• _PERINTAH TUGAS_: Tuliskan kelanjutan berita tentang rencana MPR membahas Pokok-pokok Haluan Negara (PPHN), dimulai setelah kalimat terakhir yang ditampilkan.
═════ TEKS DOKUMEN ═════
Ketua Majelis Permusyawaratan Rakyat (MPR) Bambang Soesatyo melalui keterangan tertulis, Selasa (7/6/2022), mengatakan, MPR telah memiliki substansi Pokok-pokok Haluan Negara (PPHN) yang disusun oleh Badan Pengkajian MPR. Substansi itu diintegrasikan dari rekomendasi Komisi Kajian Ketatanegaraan MPR dan masukan para pakar dari berbagai bidang.
Menurut rencana, substansi PPHN akan diserahkan oleh Badan Pengkajian MPR kepada pimpinan MPR pada 7 Juli mendatang. Setelah menerima hasil kajian tersebut, pimpinan MPR bersama fraksi partai politik dan kelompok DPD akan mengambil keputusan, termasuk mengenai bentuk hukum PPHN, melalui rapat gabungan MPR yang akan diselenggarakan pada pertengahan Juli. “Dalam rapat gabungan juga akan dibahas bentuk hukum yang ideal terhadap PPHN,” kata Bambang.
═════ DATA YANG DIBERIKAN ═════
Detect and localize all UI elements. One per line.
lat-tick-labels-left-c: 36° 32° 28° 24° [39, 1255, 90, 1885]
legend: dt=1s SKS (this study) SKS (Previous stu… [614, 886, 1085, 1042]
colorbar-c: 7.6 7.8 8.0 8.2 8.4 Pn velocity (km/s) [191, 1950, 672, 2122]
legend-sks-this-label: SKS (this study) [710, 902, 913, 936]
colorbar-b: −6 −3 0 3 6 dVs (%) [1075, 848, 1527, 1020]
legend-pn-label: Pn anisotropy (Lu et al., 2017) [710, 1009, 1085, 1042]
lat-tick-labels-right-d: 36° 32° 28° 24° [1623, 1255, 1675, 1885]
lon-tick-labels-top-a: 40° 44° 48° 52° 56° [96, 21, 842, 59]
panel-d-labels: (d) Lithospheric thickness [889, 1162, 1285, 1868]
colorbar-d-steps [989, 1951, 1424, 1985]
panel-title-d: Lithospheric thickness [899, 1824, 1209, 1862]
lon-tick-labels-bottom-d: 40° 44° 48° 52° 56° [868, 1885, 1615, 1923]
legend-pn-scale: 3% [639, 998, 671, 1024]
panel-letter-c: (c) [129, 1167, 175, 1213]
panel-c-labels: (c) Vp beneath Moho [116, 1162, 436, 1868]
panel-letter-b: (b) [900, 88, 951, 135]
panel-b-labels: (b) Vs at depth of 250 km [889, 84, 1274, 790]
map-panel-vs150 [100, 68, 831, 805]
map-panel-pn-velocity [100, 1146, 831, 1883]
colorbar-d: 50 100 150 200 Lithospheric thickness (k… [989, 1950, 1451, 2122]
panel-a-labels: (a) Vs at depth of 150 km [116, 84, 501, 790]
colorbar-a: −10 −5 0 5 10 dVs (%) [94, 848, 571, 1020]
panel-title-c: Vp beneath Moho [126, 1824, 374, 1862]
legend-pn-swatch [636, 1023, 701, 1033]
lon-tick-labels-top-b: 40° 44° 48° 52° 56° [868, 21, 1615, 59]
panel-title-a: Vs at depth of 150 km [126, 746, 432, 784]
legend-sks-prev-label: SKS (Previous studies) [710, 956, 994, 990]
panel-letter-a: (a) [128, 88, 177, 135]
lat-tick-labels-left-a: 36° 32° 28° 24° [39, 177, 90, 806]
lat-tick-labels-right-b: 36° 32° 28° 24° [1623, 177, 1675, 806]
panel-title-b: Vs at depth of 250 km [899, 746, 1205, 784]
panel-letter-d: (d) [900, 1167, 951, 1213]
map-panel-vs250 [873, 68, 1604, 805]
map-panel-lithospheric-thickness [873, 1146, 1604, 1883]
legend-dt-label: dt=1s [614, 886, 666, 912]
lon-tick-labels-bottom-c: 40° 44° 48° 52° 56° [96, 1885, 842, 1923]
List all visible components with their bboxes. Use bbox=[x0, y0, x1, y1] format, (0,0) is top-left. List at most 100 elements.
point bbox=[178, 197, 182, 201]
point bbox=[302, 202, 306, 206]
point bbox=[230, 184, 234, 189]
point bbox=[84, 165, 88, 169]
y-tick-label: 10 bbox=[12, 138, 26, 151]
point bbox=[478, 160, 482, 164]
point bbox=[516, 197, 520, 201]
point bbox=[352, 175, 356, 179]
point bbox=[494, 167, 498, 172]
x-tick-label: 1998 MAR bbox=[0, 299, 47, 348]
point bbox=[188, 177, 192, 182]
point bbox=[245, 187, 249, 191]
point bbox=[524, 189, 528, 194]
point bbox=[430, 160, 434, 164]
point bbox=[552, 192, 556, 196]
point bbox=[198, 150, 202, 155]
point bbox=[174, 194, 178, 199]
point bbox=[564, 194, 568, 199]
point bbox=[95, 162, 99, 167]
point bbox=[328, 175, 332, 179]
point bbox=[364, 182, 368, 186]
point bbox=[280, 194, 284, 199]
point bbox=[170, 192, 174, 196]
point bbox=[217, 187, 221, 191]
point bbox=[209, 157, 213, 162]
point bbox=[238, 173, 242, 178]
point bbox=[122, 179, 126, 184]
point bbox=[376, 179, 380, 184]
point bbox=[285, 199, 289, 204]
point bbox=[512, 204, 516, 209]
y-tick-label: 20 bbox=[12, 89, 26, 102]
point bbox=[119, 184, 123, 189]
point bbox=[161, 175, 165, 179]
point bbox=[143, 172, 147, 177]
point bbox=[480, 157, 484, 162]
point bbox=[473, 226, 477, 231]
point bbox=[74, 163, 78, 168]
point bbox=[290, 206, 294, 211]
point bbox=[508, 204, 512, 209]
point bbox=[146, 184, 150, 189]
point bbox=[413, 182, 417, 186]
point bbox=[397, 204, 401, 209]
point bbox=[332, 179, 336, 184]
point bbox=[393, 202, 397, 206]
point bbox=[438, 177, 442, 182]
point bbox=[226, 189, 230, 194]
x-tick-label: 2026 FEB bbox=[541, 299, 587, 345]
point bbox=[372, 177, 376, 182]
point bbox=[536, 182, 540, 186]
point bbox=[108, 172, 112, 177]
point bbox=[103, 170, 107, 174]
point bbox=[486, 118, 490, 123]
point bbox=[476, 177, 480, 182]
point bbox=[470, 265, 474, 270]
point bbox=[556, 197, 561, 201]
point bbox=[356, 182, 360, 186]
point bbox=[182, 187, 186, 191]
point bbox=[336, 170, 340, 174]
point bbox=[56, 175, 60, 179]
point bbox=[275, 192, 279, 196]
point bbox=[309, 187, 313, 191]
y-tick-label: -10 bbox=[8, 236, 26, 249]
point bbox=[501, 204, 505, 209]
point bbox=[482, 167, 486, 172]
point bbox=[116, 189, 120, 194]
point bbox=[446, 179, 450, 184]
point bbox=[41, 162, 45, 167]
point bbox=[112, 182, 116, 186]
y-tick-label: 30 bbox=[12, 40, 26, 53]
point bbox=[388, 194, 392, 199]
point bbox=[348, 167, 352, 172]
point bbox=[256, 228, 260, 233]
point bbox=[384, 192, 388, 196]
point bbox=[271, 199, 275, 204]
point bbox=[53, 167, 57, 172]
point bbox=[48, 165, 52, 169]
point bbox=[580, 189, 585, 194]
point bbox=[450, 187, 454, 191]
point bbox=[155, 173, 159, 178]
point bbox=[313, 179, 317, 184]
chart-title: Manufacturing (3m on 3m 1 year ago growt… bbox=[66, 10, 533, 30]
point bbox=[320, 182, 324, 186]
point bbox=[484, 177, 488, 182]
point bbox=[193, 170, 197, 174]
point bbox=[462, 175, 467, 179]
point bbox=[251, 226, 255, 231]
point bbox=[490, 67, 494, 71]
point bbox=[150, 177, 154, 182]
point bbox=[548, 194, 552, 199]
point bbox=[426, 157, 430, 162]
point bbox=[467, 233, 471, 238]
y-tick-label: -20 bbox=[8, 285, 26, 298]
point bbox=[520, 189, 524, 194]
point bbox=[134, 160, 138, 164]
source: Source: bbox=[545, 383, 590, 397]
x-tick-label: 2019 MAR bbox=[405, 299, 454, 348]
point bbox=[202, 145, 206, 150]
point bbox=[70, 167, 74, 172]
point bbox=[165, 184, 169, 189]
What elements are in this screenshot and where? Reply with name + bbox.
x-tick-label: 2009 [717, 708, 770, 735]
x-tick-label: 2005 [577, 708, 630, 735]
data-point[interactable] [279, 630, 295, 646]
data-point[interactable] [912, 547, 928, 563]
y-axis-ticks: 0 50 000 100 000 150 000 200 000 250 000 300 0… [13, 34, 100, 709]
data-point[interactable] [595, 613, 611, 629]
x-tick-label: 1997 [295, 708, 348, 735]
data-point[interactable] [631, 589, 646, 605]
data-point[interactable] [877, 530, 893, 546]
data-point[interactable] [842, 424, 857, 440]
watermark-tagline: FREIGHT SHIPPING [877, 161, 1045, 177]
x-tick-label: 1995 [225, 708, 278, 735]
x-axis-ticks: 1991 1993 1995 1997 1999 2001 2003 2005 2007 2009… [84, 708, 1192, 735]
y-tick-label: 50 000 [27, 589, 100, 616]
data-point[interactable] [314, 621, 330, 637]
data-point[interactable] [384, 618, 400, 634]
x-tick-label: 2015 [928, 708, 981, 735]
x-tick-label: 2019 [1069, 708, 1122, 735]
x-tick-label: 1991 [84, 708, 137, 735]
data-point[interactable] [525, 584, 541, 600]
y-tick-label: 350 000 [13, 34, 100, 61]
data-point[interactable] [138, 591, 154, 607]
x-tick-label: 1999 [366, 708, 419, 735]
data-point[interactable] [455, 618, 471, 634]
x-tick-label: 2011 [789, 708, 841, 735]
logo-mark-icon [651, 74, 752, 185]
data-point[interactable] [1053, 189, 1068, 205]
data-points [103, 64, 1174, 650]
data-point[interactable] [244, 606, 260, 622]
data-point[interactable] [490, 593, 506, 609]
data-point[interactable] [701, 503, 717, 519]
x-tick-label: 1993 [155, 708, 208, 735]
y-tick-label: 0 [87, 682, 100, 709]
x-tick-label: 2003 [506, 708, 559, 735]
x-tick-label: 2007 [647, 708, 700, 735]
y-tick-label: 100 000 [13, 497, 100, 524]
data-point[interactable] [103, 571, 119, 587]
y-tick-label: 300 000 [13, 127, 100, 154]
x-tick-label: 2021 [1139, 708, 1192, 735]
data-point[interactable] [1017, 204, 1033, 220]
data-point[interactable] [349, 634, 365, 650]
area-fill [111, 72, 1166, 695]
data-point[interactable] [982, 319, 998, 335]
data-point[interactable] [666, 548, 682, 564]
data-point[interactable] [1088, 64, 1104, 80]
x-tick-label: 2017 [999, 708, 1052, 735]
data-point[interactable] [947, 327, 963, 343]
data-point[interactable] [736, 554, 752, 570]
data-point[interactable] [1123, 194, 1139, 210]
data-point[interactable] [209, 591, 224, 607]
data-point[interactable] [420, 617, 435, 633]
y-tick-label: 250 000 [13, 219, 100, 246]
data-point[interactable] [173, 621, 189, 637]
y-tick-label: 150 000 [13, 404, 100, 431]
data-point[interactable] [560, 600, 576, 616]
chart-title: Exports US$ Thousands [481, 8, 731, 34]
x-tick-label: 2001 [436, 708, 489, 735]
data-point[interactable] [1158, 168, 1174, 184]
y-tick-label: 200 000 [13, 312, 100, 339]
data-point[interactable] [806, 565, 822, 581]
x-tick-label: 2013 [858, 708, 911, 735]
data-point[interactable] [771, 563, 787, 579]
═════
• _JAWABAN TERTULIS_:
Ia menambahkan, berdasarkan hasil diskusi yang dilakukan Badan Pengkajian MPR dengan pakar, akademisi, dan praktisi, ada tiga pilihan bentuk hukum PPHN. Pertama, diatur dalam Undang-Undang Dasar. Kemudian diatur melalui Ketetapan MPR (Tap MPR), atau melalui undang-undang (UU). Nantinya, rapat gabungan akan memilih dan memutuskan satu dari tiga pilihan tersebut.
Bambang menjelaskan, substansi PPHN memuat prinsip-prinsip direktif untuk memberikan arah pencapaian tujuan negara. Hal itu mempertemukan nilai luhur Pancasila dengan aturan dasar yang ada dalam konstitusi. Substansi PPHN juga merupakan kerangka operasional pembangunan dalam tiga ranah, yakni karakter dan kualitas manusia, kelembagaan sosial politik dan tata kelola pemerintahan, serta ekonomi dan kesejahteraan. Hal itu penting karena tiga ranah yang dimaksud saling terkait satu sama lain.
Selain itu, Bambang menjamin bahwa pembahasan PPHN tetap akan melibatkan publik sejak awal hingga akhir. Setelah memutuskan bentuk hukum dan substansi pada rapat gabungan, pihaknya akan menyosialisasikannya kembali ke seluruh pergiruan tinggi di 34 provinsi.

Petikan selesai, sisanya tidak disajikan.